** Begin Input material **

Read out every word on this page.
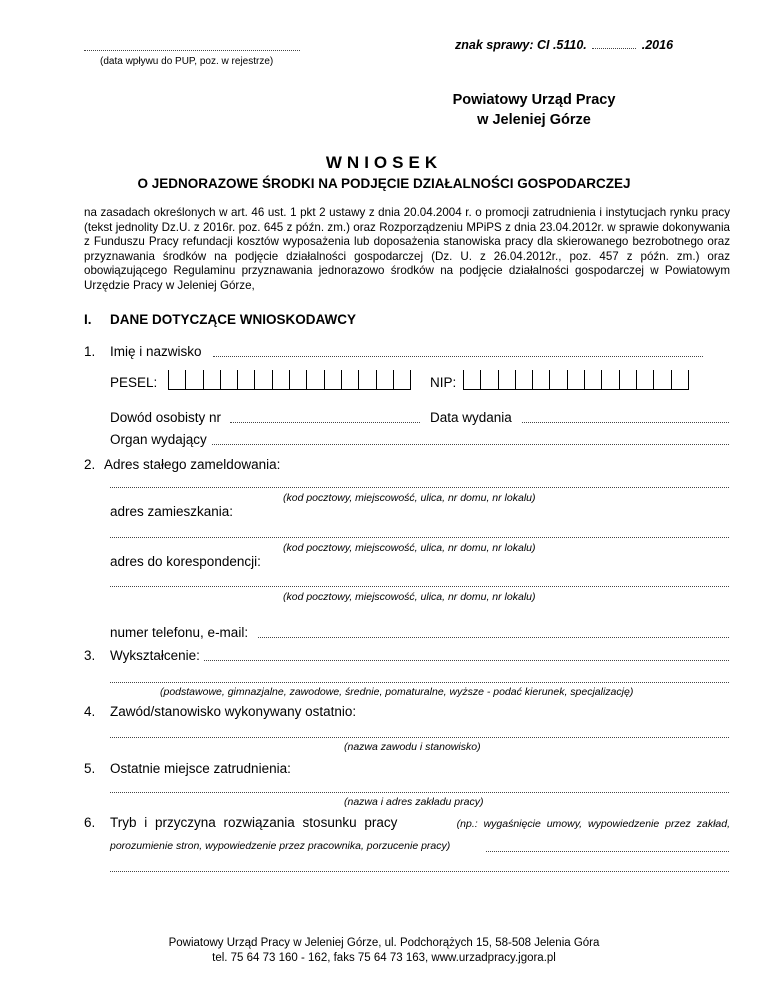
(data wpływu do PUP, poz. w rejestrze)
znak sprawy: CI .5110.	.2016
Powiatowy Urząd Pracy
w Jeleniej Górze
WNIOSEK
O JEDNORAZOWE ŚRODKI NA PODJĘCIE DZIAŁALNOŚCI GOSPODARCZEJ
na zasadach określonych w art. 46 ust. 1 pkt 2 ustawy z dnia 20.04.2004 r. o promocji zatrudnienia i instytucjach rynku pracy (tekst jednolity Dz.U. z 2016r. poz. 645 z późn. zm.) oraz Rozporządzeniu MPiPS z dnia 23.04.2012r. w sprawie dokonywania z Funduszu Pracy refundacji kosztów wyposażenia lub doposażenia stanowiska pracy dla skierowanego bezrobotnego oraz przyznawania środków na podjęcie działalności gospodarczej (Dz. U. z 26.04.2012r., poz. 457 z późn. zm.) oraz obowiązującego Regulaminu przyznawania jednorazowo środków na podjęcie działalności gospodarczej w Powiatowym Urzędzie Pracy w Jeleniej Górze,
I. DANE DOTYCZĄCE WNIOSKODAWCY
1. Imię i nazwisko
PESEL:	NIP:
Dowód osobisty nr	Data wydania
Organ wydający
2. Adres stałego zameldowania:
(kod pocztowy, miejscowość, ulica, nr domu, nr lokalu)
adres zamieszkania:
(kod pocztowy, miejscowość, ulica, nr domu, nr lokalu)
adres do korespondencji:
(kod pocztowy, miejscowość, ulica, nr domu, nr lokalu)
numer telefonu, e-mail:
3. Wykształcenie:
(podstawowe, gimnazjalne, zawodowe, średnie, pomaturalne, wyższe - podać kierunek, specjalizację)
4. Zawód/stanowisko wykonywany ostatnio:
(nazwa zawodu i stanowisko)
5. Ostatnie miejsce zatrudnienia:
(nazwa i adres zakładu pracy)
6. Tryb i przyczyna rozwiązania stosunku pracy	(np.: wygaśnięcie umowy, wypowiedzenie przez zakład,
porozumienie stron, wypowiedzenie przez pracownika, porzucenie pracy)
Powiatowy Urząd Pracy w Jeleniej Górze, ul. Podchorążych 15, 58-508 Jelenia Góra
tel. 75 64 73 160 - 162, faks 75 64 73 163, www.urzadpracy.jgora.pl
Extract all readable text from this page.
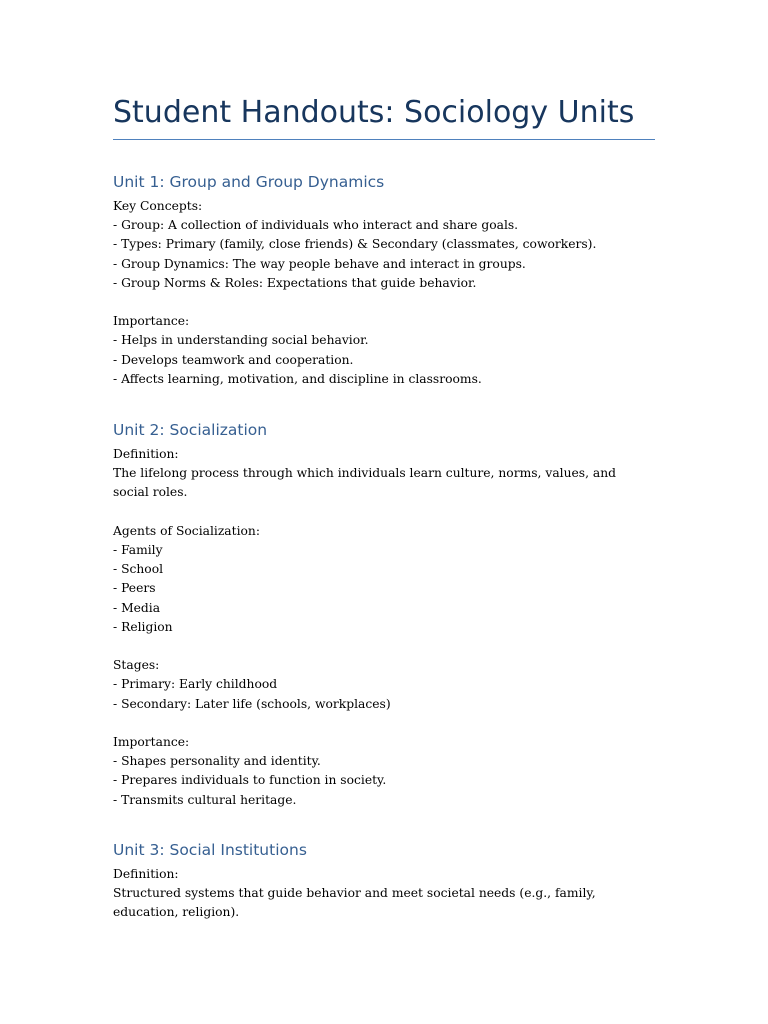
Student Handouts: Sociology Units
Unit 1: Group and Group Dynamics
Key Concepts:
- Group: A collection of individuals who interact and share goals.
- Types: Primary (family, close friends) & Secondary (classmates, coworkers).
- Group Dynamics: The way people behave and interact in groups.
- Group Norms & Roles: Expectations that guide behavior.
Importance:
- Helps in understanding social behavior.
- Develops teamwork and cooperation.
- Affects learning, motivation, and discipline in classrooms.
Unit 2: Socialization
Definition:
The lifelong process through which individuals learn culture, norms, values, and social roles.
Agents of Socialization:
- Family
- School
- Peers
- Media
- Religion
Stages:
- Primary: Early childhood
- Secondary: Later life (schools, workplaces)
Importance:
- Shapes personality and identity.
- Prepares individuals to function in society.
- Transmits cultural heritage.
Unit 3: Social Institutions
Definition:
Structured systems that guide behavior and meet societal needs (e.g., family, education, religion).
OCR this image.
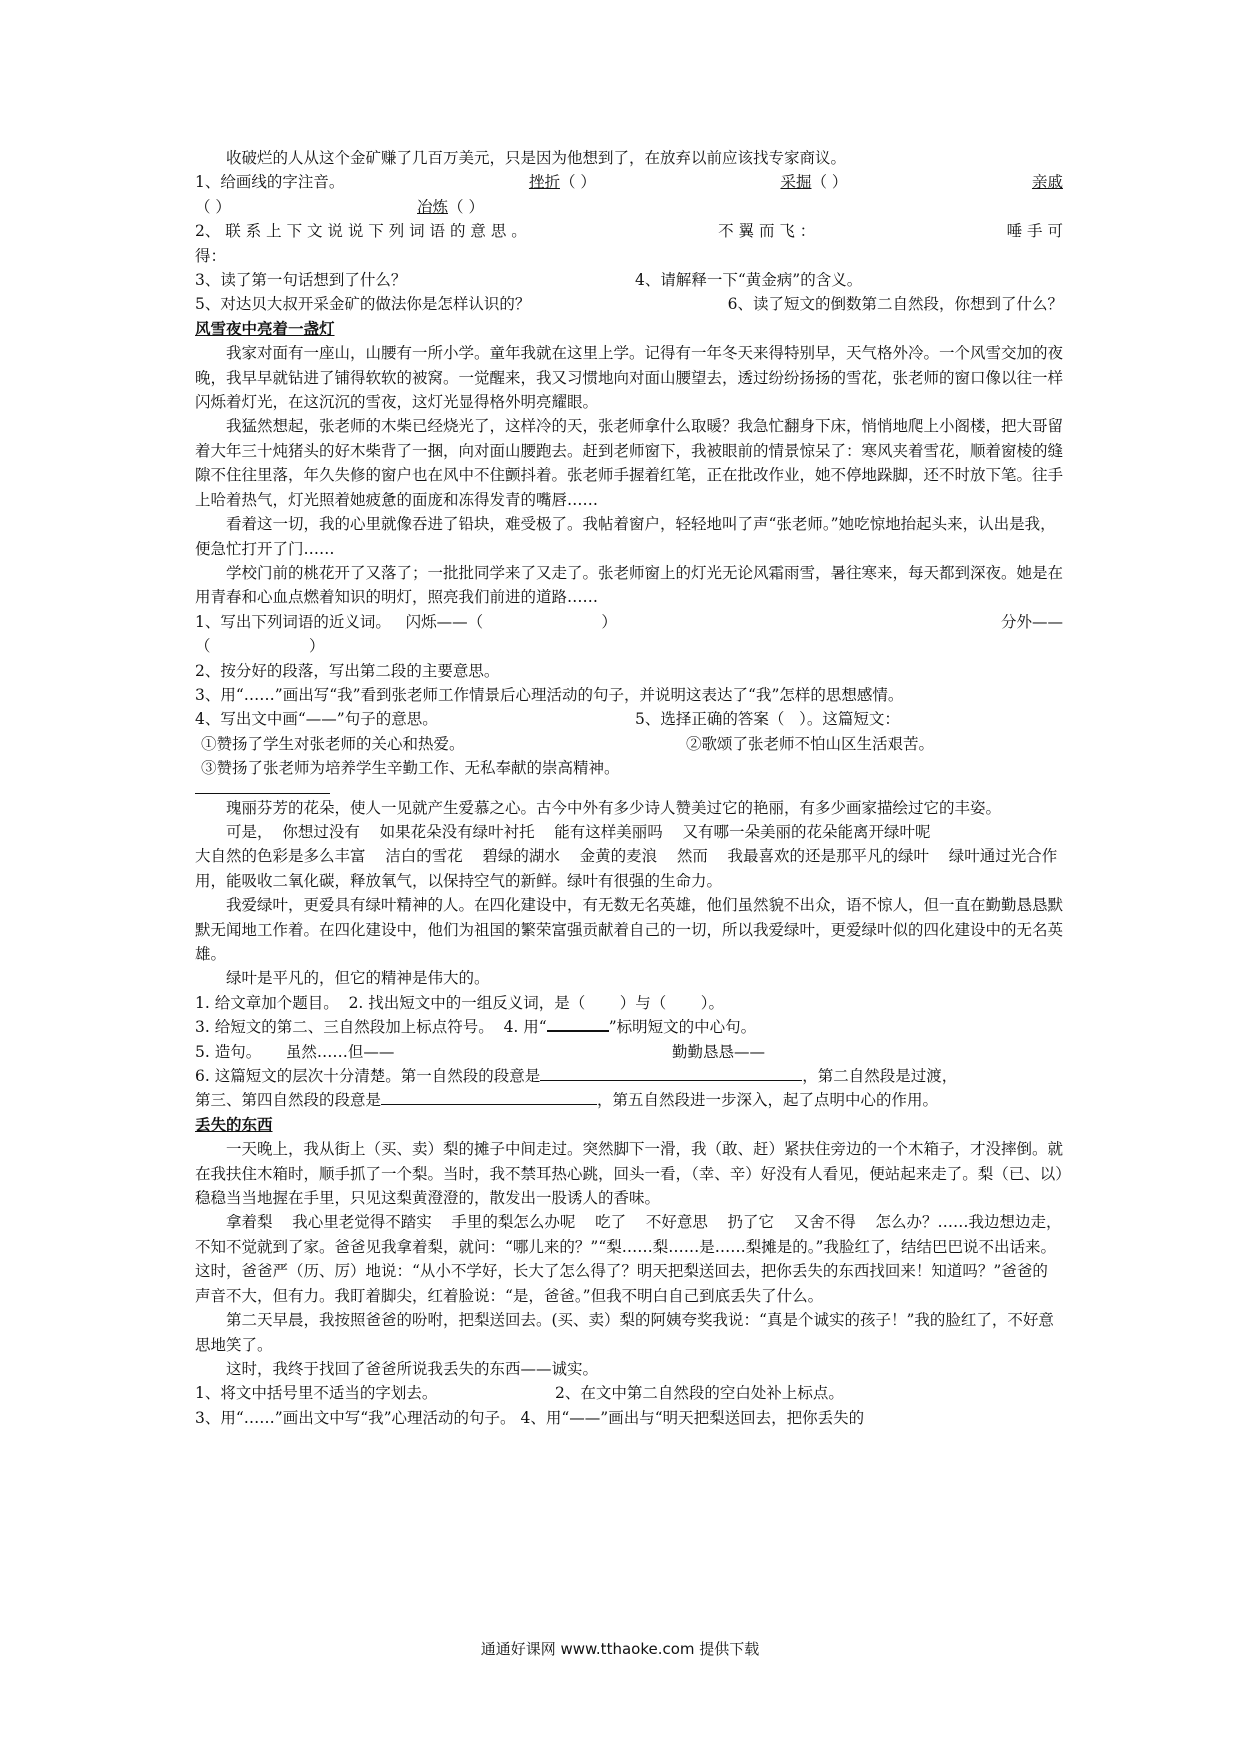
收破烂的人从这个金矿赚了几百万美元，只是因为他想到了，在放弃以前应该找专家商议。

1、给画线的字注音。	挫折（ ）	采掘（ ）	亲戚
（ ）	冶炼 （ ）
2、 联 系 上 下 文 说 说 下 列 词 语 的 意 思 。	不 翼 而 飞 ：	唾 手 可

得：

3、读了第一句话想到了什么？	4、请解释一下“黄金病”的含义。
5、对达贝大叔开采金矿的做法你是怎样认识的？	6、读了短文的倒数第二自然段，你想到了什么？

风雪夜中亮着一盏灯

我家对面有一座山，山腰有一所小学。童年我就在这里上学。记得有一年冬天来得特别早，天气格外冷。一个风雪交加的夜晚，我早早就钻进了铺得软软的被窝。一觉醒来，我又习惯地向对面山腰望去，透过纷纷扬扬的雪花，张老师的窗口像以往一样闪烁着灯光，在这沉沉的雪夜，这灯光显得格外明亮耀眼。

我猛然想起，张老师的木柴已经烧光了，这样冷的天，张老师拿什么取暖？我急忙翻身下床，悄悄地爬上小阁楼，把大哥留着大年三十炖猪头的好木柴背了一捆，向对面山腰跑去。赶到老师窗下，我被眼前的情景惊呆了：寒风夹着雪花，顺着窗棱的缝隙不住往里落，年久失修的窗户也在风中不住颤抖着。张老师手握着红笔，正在批改作业，她不停地跺脚，还不时放下笔。往手上哈着热气，灯光照着她疲惫的面庞和冻得发青的嘴唇……

看着这一切，我的心里就像吞进了铅块，难受极了。我帖着窗户，轻轻地叫了声“张老师。”她吃惊地抬起头来，认出是我，便急忙打开了门……

学校门前的桃花开了又落了；一批批同学来了又走了。张老师窗上的灯光无论风霜雨雪，暑往寒来，每天都到深夜。她是在用青春和心血点燃着知识的明灯，照亮我们前进的道路……

1、写出下列词语的近义词。   闪烁——（                        ）	分外——

（                    ）

2、按分好的段落，写出第二段的主要意思。

3、用“……”画出写“我”看到张老师工作情景后心理活动的句子，并说明这表达了“我”怎样的思想感情。

4、写出文中画“——”句子的意思。	5、选择正确的答案（   ）。这篇短文：
①赞扬了学生对张老师的关心和热爱。	②歌颂了张老师不怕山区生活艰苦。

③赞扬了张老师为培养学生辛勤工作、无私奉献的崇高精神。

瑰丽芬芳的花朵，使人一见就产生爱慕之心。古今中外有多少诗人赞美过它的艳丽，有多少画家描绘过它的丰姿。

可是，  你想过没有    如果花朵没有绿叶衬托    能有这样美丽吗    又有哪一朵美丽的花朵能离开绿叶呢

大自然的色彩是多么丰富    洁白的雪花    碧绿的湖水    金黄的麦浪    然而    我最喜欢的还是那平凡的绿叶    绿叶通过光合作用，能吸收二氧化碳，释放氧气，以保持空气的新鲜。绿叶有很强的生命力。

我爱绿叶，更爱具有绿叶精神的人。在四化建设中，有无数无名英雄，他们虽然貌不出众，语不惊人，但一直在勤勤恳恳默默无闻地工作着。在四化建设中，他们为祖国的繁荣富强贡献着自己的一切，所以我爱绿叶，更爱绿叶似的四化建设中的无名英雄。

绿叶是平凡的，但它的精神是伟大的。

1. 给文章加个题目。  2. 找出短文中的一组反义词，是（       ）与（       ）。

3. 给短文的第二、三自然段加上标点符号。  4. 用“	”标明短文的中心句。

5. 造句。     虽然……但——	勤勤恳恳——

6. 这篇短文的层次十分清楚。第一自然段的段意是	，第二自然段是过渡，

第三、第四自然段的段意是	，第五自然段进一步深入，起了点明中心的作用。

丢失的东西

一天晚上，我从街上（买、卖）梨的摊子中间走过。突然脚下一滑，我（敢、赶）紧扶住旁边的一个木箱子，才没摔倒。就在我扶住木箱时，顺手抓了一个梨。当时，我不禁耳热心跳，回头一看，（幸、辛）好没有人看见，便站起来走了。梨（已、以）稳稳当当地握在手里，只见这梨黄澄澄的，散发出一股诱人的香味。

拿着梨    我心里老觉得不踏实    手里的梨怎么办呢    吃了    不好意思    扔了它    又舍不得    怎么办？……我边想边走，不知不觉就到了家。爸爸见我拿着梨，就问：“哪儿来的？”“梨……梨……是……梨摊是的。”我脸红了，结结巴巴说不出话来。这时，爸爸严（历、厉）地说：“从小不学好，长大了怎么得了？明天把梨送回去，把你丢失的东西找回来！知道吗？”爸爸的声音不大，但有力。我盯着脚尖，红着脸说：“是，爸爸。”但我不明白自己到底丢失了什么。

第二天早晨，我按照爸爸的吩咐，把梨送回去。(买、卖）梨的阿姨夸奖我说：“真是个诚实的孩子！”我的脸红了，不好意思地笑了。

这时，我终于找回了爸爸所说我丢失的东西——诚实。

1、将文中括号里不适当的字划去。	2、在文中第二自然段的空白处补上标点。

3、用“……”画出文中写“我”心理活动的句子。 4、用“——”画出与“明天把梨送回去，把你丢失的

通通好课网 www.tthaoke.com 提供下载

** End Input material **

What the task requires =
Look over the records above and copy each line that includes the string "Górze".

In response =
w Jeleniej Górze
na zasadach określonych w art. 46 ust. 1 pkt 2 ustawy z dnia 20.04.2004 r. o promocji zatrudnienia i instytucjach rynku pracy (tekst jednolity Dz.U. z 2016r. poz. 645 z późn. zm.) oraz Rozporządzeniu MPiPS z dnia 23.04.2012r. w sprawie dokonywania z Funduszu Pracy refundacji kosztów wyposażenia lub doposażenia stanowiska pracy dla skierowanego bezrobotnego oraz przyznawania środków na podjęcie działalności gospodarczej (Dz. U. z 26.04.2012r., poz. 457 z późn. zm.) oraz obowiązującego Regulaminu przyznawania jednorazowo środków na podjęcie działalności gospodarczej w Powiatowym Urzędzie Pracy w Jeleniej Górze,
Powiatowy Urząd Pracy w Jeleniej Górze, ul. Podchorążych 15, 58-508 Jelenia Góra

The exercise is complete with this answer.